Dataset excerpt:
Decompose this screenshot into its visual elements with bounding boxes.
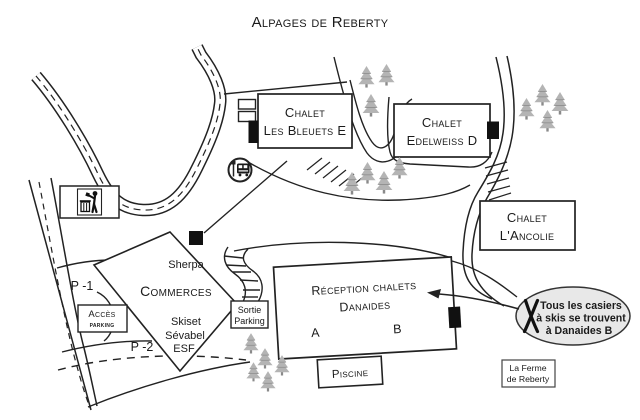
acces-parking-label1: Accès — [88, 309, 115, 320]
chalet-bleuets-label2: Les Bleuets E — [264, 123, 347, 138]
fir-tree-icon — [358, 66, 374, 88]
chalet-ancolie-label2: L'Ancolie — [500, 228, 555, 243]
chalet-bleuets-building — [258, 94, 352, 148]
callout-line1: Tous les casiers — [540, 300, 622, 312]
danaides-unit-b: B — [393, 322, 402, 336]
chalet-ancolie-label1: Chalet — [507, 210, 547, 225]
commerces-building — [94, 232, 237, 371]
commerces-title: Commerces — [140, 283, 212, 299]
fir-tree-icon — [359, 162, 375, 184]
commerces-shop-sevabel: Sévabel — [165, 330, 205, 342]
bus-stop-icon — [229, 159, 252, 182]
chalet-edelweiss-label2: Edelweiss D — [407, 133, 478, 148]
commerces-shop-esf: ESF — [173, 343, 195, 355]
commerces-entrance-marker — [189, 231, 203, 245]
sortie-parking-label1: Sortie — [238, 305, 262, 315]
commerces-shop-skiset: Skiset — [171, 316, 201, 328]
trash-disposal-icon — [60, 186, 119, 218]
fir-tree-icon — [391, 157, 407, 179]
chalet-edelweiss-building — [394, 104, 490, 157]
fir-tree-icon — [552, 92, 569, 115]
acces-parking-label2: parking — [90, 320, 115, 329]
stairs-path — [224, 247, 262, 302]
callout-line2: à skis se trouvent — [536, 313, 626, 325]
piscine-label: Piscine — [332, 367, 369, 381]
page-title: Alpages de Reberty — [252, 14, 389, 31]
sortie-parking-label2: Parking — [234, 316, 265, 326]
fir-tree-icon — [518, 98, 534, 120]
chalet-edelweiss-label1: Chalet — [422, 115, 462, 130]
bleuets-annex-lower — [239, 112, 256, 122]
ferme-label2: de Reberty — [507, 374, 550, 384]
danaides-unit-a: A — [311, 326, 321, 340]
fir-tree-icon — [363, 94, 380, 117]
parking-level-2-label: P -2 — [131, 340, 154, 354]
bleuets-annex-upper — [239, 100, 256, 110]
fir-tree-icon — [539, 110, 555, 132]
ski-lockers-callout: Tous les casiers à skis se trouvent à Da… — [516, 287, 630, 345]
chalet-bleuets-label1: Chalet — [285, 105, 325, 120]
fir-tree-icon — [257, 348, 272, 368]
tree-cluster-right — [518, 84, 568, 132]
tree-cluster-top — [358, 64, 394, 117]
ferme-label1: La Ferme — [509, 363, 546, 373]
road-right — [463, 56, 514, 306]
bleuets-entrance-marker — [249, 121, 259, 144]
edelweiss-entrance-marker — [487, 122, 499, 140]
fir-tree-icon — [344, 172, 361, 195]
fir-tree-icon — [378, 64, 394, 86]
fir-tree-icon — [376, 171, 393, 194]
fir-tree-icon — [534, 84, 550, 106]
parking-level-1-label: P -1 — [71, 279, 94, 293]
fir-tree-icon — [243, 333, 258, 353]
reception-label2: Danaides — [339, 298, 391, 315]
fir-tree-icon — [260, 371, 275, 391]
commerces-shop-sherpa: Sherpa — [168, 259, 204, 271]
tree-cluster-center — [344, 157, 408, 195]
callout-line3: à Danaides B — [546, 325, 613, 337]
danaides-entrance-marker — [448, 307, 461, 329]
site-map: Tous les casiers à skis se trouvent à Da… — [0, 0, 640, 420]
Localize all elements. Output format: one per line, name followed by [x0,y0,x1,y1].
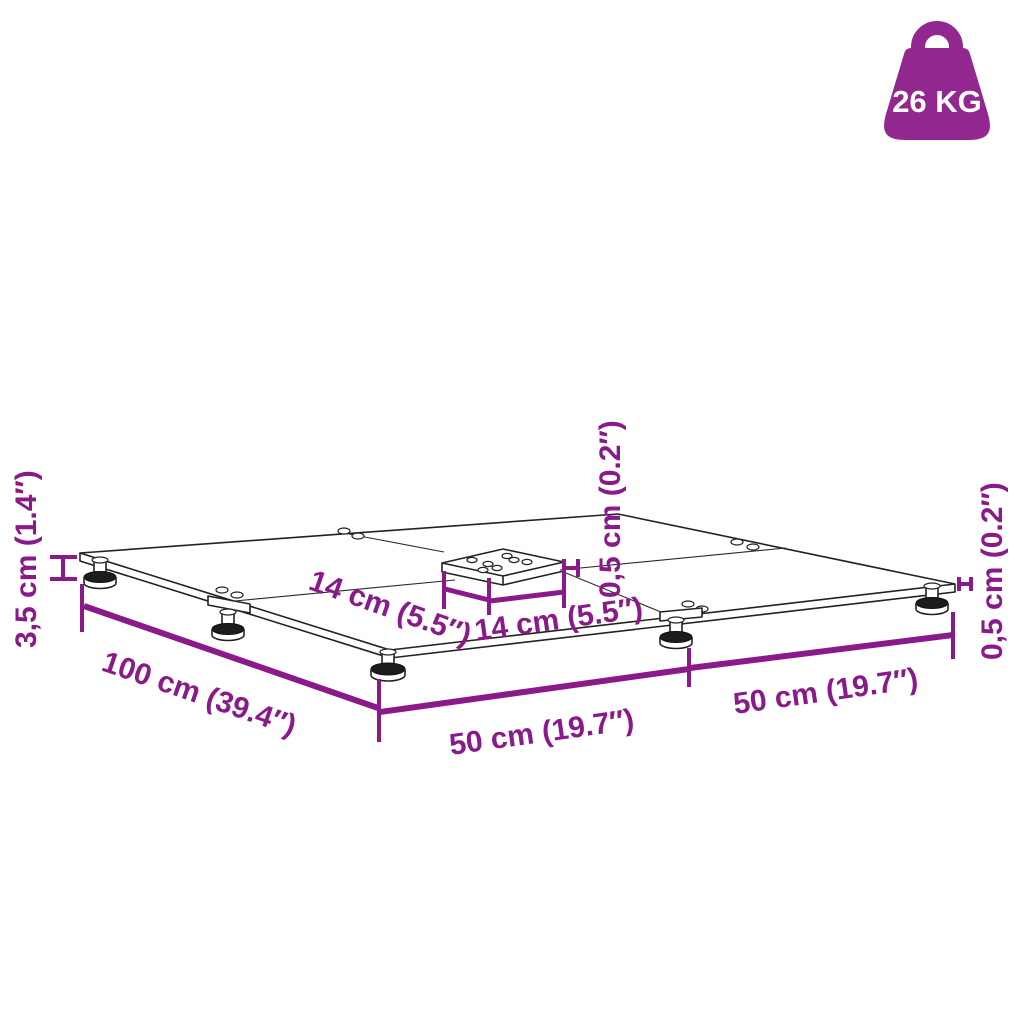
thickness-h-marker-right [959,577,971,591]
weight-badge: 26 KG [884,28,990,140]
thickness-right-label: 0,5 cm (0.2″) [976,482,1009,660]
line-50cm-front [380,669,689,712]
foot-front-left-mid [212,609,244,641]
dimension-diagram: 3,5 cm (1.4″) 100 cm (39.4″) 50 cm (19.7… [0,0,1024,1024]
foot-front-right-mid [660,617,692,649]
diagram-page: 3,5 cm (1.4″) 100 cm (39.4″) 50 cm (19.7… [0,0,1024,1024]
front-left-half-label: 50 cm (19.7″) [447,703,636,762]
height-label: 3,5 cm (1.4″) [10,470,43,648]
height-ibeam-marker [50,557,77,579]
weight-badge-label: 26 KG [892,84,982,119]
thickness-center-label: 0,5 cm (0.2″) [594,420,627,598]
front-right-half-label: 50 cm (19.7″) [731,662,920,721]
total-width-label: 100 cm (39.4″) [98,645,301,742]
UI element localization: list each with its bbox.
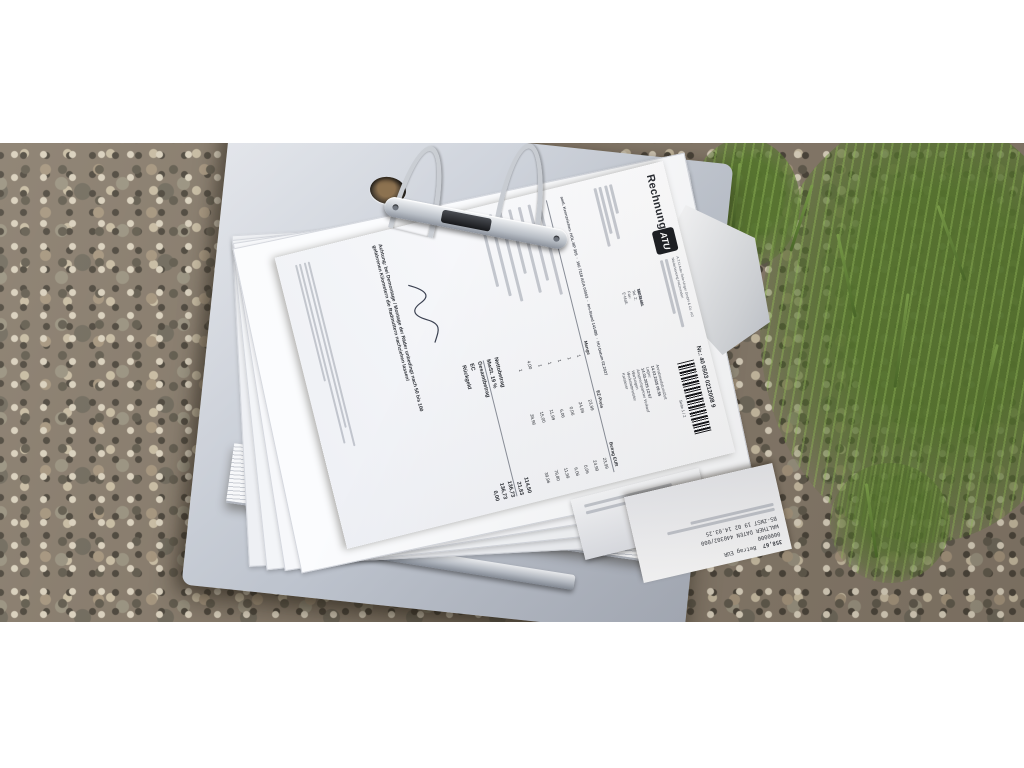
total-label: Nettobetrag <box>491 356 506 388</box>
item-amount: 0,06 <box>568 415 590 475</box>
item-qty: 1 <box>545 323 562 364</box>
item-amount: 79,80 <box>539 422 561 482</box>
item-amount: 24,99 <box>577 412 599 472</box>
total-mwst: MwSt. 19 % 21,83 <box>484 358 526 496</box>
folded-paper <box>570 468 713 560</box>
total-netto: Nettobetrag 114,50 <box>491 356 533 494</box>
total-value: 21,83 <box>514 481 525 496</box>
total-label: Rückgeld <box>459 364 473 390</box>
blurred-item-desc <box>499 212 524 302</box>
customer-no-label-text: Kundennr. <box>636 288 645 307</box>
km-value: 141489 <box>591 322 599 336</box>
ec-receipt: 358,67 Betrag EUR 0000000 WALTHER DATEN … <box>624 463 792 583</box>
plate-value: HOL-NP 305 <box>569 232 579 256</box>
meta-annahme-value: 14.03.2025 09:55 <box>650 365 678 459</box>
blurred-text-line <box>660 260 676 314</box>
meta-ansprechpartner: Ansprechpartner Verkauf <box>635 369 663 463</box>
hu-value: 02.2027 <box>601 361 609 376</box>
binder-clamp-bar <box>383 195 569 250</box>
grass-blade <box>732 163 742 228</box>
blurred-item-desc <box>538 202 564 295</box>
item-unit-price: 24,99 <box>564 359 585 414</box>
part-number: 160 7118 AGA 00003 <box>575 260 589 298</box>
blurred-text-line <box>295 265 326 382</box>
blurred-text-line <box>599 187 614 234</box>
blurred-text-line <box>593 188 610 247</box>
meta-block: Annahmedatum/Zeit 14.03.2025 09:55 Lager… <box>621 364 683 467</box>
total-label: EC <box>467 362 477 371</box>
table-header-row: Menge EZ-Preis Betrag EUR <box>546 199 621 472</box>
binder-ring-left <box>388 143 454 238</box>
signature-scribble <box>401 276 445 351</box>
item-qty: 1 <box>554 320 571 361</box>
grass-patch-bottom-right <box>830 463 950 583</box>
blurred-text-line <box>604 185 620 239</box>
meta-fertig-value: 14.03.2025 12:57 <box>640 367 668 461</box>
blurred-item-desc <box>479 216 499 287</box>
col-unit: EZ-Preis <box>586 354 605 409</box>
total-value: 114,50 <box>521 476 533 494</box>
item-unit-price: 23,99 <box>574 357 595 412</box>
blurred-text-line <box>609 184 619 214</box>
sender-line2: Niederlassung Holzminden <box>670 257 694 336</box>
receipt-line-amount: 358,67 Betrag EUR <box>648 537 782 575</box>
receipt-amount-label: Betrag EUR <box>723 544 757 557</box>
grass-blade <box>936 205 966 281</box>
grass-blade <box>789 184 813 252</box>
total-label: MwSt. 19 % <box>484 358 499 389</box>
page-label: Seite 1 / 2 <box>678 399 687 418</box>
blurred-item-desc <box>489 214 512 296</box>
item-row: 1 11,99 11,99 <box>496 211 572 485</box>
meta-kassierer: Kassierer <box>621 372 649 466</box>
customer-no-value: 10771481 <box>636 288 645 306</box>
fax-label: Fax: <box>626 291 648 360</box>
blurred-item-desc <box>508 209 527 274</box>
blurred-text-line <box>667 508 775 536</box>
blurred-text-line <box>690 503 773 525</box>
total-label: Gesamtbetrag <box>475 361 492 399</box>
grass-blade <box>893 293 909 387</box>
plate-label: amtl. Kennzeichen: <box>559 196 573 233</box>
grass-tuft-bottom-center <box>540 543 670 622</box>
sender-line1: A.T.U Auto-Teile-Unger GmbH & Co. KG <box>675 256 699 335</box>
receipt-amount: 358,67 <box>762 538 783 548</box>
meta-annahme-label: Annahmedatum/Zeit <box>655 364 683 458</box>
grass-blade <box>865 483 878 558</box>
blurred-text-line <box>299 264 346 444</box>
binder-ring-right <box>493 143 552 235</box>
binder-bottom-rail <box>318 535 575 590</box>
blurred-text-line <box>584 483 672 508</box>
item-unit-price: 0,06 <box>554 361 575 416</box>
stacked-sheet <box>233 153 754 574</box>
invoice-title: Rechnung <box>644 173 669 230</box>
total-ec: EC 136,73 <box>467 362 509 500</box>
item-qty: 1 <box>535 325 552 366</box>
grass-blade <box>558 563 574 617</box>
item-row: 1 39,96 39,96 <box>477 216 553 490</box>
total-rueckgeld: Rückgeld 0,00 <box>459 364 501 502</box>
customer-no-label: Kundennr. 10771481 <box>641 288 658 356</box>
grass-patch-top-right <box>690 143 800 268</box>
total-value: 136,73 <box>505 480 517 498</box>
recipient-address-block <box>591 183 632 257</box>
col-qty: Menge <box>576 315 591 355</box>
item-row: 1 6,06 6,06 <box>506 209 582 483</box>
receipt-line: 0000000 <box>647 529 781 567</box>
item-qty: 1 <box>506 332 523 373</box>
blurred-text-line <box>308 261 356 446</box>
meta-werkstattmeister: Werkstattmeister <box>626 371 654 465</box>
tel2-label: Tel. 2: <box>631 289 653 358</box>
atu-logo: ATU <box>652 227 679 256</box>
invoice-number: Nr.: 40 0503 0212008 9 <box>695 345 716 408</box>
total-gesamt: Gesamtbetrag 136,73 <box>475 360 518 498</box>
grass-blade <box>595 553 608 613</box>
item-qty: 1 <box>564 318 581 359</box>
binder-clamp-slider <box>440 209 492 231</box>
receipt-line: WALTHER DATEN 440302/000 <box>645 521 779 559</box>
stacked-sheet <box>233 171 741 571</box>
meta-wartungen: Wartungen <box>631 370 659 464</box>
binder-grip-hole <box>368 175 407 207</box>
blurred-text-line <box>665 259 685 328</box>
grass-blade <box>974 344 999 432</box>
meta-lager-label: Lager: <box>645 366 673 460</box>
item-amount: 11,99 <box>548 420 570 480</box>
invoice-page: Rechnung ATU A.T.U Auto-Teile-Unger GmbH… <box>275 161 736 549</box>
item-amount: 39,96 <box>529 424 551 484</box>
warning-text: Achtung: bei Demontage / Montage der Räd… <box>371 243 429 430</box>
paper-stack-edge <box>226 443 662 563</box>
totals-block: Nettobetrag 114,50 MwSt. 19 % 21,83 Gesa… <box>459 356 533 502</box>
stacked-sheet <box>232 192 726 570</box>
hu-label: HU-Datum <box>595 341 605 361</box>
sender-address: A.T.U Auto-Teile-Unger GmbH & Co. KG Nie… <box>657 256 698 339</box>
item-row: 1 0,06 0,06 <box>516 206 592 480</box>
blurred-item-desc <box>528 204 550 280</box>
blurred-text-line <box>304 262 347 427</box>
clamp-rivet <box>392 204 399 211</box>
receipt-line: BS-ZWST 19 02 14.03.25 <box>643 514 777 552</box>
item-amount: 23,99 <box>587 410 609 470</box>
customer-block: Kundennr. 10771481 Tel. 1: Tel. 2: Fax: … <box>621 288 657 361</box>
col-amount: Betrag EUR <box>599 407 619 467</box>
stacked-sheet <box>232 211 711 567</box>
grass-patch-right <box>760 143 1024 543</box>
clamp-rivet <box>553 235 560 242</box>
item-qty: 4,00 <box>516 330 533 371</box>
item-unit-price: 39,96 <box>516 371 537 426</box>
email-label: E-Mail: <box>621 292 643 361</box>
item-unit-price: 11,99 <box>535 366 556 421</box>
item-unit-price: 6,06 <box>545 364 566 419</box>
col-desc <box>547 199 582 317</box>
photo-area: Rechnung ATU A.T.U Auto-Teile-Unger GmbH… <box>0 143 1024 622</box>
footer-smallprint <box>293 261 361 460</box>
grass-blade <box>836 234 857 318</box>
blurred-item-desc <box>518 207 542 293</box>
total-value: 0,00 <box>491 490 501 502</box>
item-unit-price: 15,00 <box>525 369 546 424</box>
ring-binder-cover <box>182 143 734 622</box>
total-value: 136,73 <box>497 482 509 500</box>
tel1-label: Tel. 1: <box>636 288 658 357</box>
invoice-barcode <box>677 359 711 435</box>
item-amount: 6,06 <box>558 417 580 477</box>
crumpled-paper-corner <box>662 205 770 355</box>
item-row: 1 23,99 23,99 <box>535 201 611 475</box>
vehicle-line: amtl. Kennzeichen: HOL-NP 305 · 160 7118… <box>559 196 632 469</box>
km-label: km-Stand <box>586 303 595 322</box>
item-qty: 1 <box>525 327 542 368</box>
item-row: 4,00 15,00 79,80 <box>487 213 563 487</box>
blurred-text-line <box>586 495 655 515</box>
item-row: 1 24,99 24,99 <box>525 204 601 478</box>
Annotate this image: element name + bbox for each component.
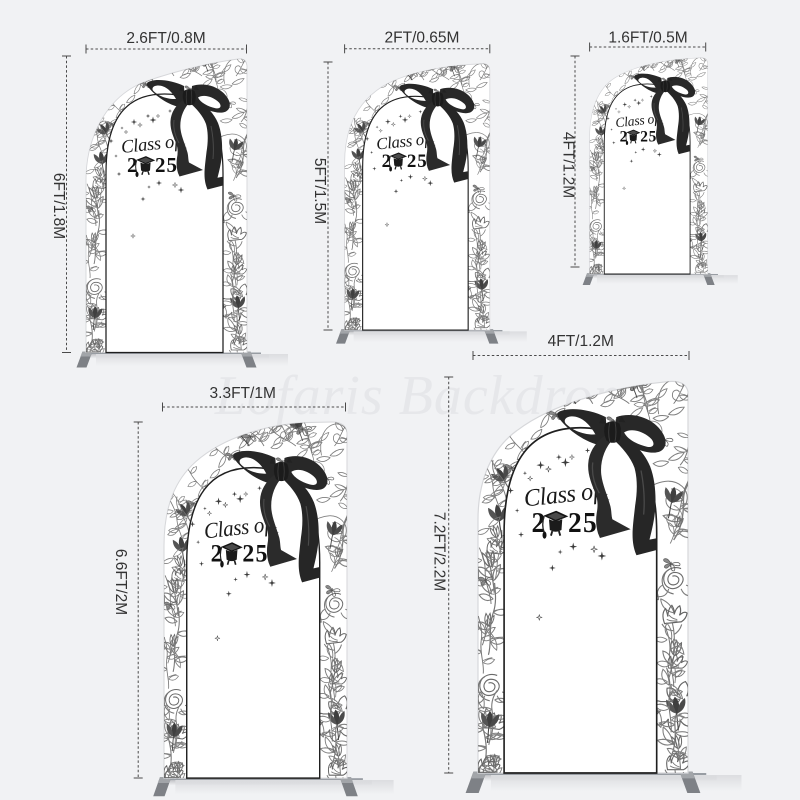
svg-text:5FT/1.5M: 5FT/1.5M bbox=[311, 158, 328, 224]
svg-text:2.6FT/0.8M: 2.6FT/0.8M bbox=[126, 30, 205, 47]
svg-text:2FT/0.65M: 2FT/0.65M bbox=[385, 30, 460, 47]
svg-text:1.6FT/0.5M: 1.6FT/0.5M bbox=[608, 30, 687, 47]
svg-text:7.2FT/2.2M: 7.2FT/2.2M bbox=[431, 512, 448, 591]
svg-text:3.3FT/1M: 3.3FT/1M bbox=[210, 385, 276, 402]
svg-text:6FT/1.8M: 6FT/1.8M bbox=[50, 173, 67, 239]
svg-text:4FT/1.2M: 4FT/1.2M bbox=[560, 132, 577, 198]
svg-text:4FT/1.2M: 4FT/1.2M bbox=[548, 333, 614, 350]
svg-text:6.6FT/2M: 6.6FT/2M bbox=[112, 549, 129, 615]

__EXERCISE__: Reproduce the lines of the dataset excerpt verbatim, from the line containing "acces-parking-label1: Accès —" through the line containing "stairs-path — [224, 247, 262, 302]", both included.

__WORKED SOLUTION__:
acces-parking-label1: Accès — [88, 309, 115, 320]
chalet-bleuets-label2: Les Bleuets E — [264, 123, 347, 138]
fir-tree-icon — [358, 66, 374, 88]
chalet-ancolie-label2: L'Ancolie — [500, 228, 555, 243]
chalet-bleuets-building — [258, 94, 352, 148]
callout-line1: Tous les casiers — [540, 300, 622, 312]
danaides-unit-b: B — [393, 322, 402, 336]
chalet-ancolie-label1: Chalet — [507, 210, 547, 225]
commerces-building — [94, 232, 237, 371]
commerces-title: Commerces — [140, 283, 212, 299]
fir-tree-icon — [359, 162, 375, 184]
commerces-shop-sevabel: Sévabel — [165, 330, 205, 342]
bus-stop-icon — [229, 159, 252, 182]
chalet-edelweiss-label2: Edelweiss D — [407, 133, 478, 148]
commerces-shop-esf: ESF — [173, 343, 195, 355]
commerces-entrance-marker — [189, 231, 203, 245]
sortie-parking-label1: Sortie — [238, 305, 262, 315]
commerces-shop-skiset: Skiset — [171, 316, 201, 328]
trash-disposal-icon — [60, 186, 119, 218]
fir-tree-icon — [391, 157, 407, 179]
chalet-edelweiss-building — [394, 104, 490, 157]
fir-tree-icon — [552, 92, 569, 115]
acces-parking-label2: parking — [90, 320, 115, 329]
stairs-path — [224, 247, 262, 302]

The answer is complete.